• Zadanie do wykonania:
Czy przepiszesz dokładnie wszystkie poniższe rekordy, pomijając w odpowiedzi obrazy?

Opisane wpisy elementów

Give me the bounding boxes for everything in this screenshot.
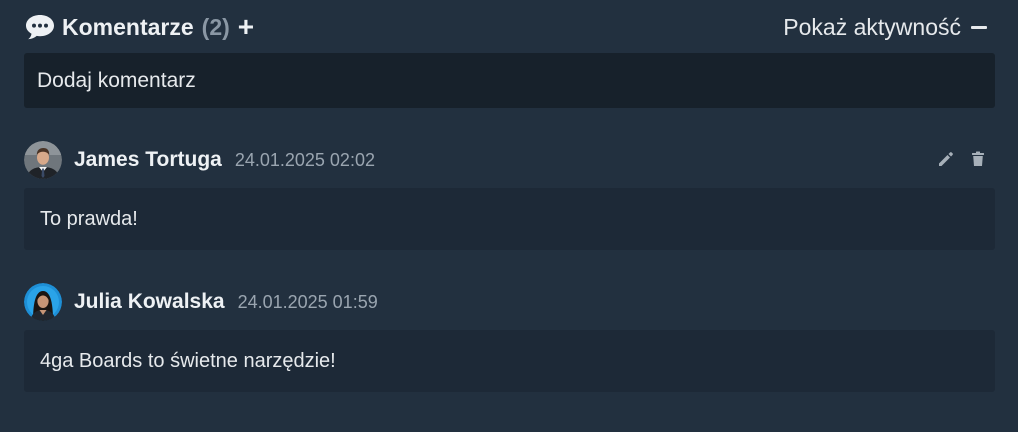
comment-author[interactable]: James Tortuga xyxy=(74,148,222,172)
comments-header: Komentarze (2) + Pokaż aktywność xyxy=(24,8,995,46)
comments-count: (2) xyxy=(201,13,230,40)
speech-bubble-icon xyxy=(24,13,56,41)
comment-header: Julia Kowalska 24.01.2025 01:59 xyxy=(24,282,995,322)
show-activity-toggle[interactable]: Pokaż aktywność xyxy=(783,14,995,41)
comments-title-group: Komentarze (2) + xyxy=(24,13,254,41)
add-comment-placeholder: Dodaj komentarz xyxy=(37,68,196,92)
comment-body: To prawda! xyxy=(24,188,995,250)
comment-body: 4ga Boards to świetne narzędzie! xyxy=(24,330,995,392)
pencil-icon[interactable] xyxy=(937,150,955,168)
comment-item: James Tortuga 24.01.2025 02:02 To prawda… xyxy=(24,140,995,250)
comment-author[interactable]: Julia Kowalska xyxy=(74,290,225,314)
show-activity-label: Pokaż aktywność xyxy=(783,13,961,40)
plus-icon[interactable]: + xyxy=(238,13,254,41)
comment-text: 4ga Boards to świetne narzędzie! xyxy=(40,349,336,372)
comment-item: Julia Kowalska 24.01.2025 01:59 4ga Boar… xyxy=(24,282,995,392)
comment-timestamp: 24.01.2025 02:02 xyxy=(234,149,375,170)
avatar[interactable] xyxy=(24,141,62,179)
minus-icon[interactable] xyxy=(971,25,987,29)
comment-header: James Tortuga 24.01.2025 02:02 xyxy=(24,140,995,180)
comment-timestamp: 24.01.2025 01:59 xyxy=(237,291,378,312)
add-comment-field[interactable]: Dodaj komentarz xyxy=(24,53,995,108)
avatar[interactable] xyxy=(24,283,62,321)
comments-title: Komentarze xyxy=(62,13,194,40)
comment-actions xyxy=(937,150,987,168)
trash-icon[interactable] xyxy=(969,150,987,168)
comment-text: To prawda! xyxy=(40,207,138,230)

• Wynik:
Give me the bounding boxes for everything in this screenshot.
comment-author[interactable]: James Tortuga xyxy=(74,148,222,172)
comments-header: Komentarze (2) + Pokaż aktywność xyxy=(24,8,995,46)
comments-count: (2) xyxy=(201,13,230,40)
speech-bubble-icon xyxy=(24,13,56,41)
comment-header: Julia Kowalska 24.01.2025 01:59 xyxy=(24,282,995,322)
show-activity-toggle[interactable]: Pokaż aktywność xyxy=(783,14,995,41)
comments-title-group: Komentarze (2) + xyxy=(24,13,254,41)
add-comment-placeholder: Dodaj komentarz xyxy=(37,68,196,92)
comment-body: To prawda! xyxy=(24,188,995,250)
comment-body: 4ga Boards to świetne narzędzie! xyxy=(24,330,995,392)
pencil-icon[interactable] xyxy=(937,150,955,168)
comment-item: James Tortuga 24.01.2025 02:02 To prawda… xyxy=(24,140,995,250)
comment-author[interactable]: Julia Kowalska xyxy=(74,290,225,314)
show-activity-label: Pokaż aktywność xyxy=(783,13,961,40)
plus-icon[interactable]: + xyxy=(238,13,254,41)
comment-text: 4ga Boards to świetne narzędzie! xyxy=(40,349,336,372)
comment-item: Julia Kowalska 24.01.2025 01:59 4ga Boar… xyxy=(24,282,995,392)
comment-timestamp: 24.01.2025 02:02 xyxy=(234,149,375,170)
avatar[interactable] xyxy=(24,141,62,179)
minus-icon[interactable] xyxy=(971,25,987,29)
comment-header: James Tortuga 24.01.2025 02:02 xyxy=(24,140,995,180)
comment-timestamp: 24.01.2025 01:59 xyxy=(237,291,378,312)
add-comment-field[interactable]: Dodaj komentarz xyxy=(24,53,995,108)
avatar[interactable] xyxy=(24,283,62,321)
comments-title: Komentarze xyxy=(62,13,194,40)
comment-actions xyxy=(937,150,987,168)
trash-icon[interactable] xyxy=(969,150,987,168)
comment-text: To prawda! xyxy=(40,207,138,230)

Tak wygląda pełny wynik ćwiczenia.